Copy every record below, exactly as written.
Begin AVAILABLE DATA
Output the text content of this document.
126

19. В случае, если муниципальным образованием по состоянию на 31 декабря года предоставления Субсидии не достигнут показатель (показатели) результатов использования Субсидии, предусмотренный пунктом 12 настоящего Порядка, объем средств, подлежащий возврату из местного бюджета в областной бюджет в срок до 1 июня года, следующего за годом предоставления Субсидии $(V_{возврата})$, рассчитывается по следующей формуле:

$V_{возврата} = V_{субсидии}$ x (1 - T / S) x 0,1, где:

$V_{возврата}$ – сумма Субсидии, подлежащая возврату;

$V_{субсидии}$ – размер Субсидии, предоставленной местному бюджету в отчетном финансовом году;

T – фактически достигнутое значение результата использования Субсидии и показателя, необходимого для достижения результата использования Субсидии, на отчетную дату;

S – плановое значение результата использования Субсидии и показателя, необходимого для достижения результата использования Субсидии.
End AVAILABLE DATA
RESPONSE BELOW »
Output the text content of this document.
126

19. В случае, если муниципальным образованием по состоянию на 31 декабря года предоставления Субсидии не достигнут показатель (показатели) результатов использования Субсидии, предусмотренный пунктом 12 настоящего Порядка, объем средств, подлежащий возврату из местного бюджета в областной бюджет в срок до 1 июня года, следующего за годом предоставления Субсидии $(V_{возврата})$, рассчитывается по следующей формуле:

$V_{возврата} = V_{субсидии}$ x (1 - T / S) x 0,1, где:

$V_{возврата}$ – сумма Субсидии, подлежащая возврату;

$V_{субсидии}$ – размер Субсидии, предоставленной местному бюджету в отчетном финансовом году;

T – фактически достигнутое значение результата использования Субсидии и показателя, необходимого для достижения результата использования Субсидии, на отчетную дату;

S – плановое значение результата использования Субсидии и показателя, необходимого для достижения результата использования Субсидии.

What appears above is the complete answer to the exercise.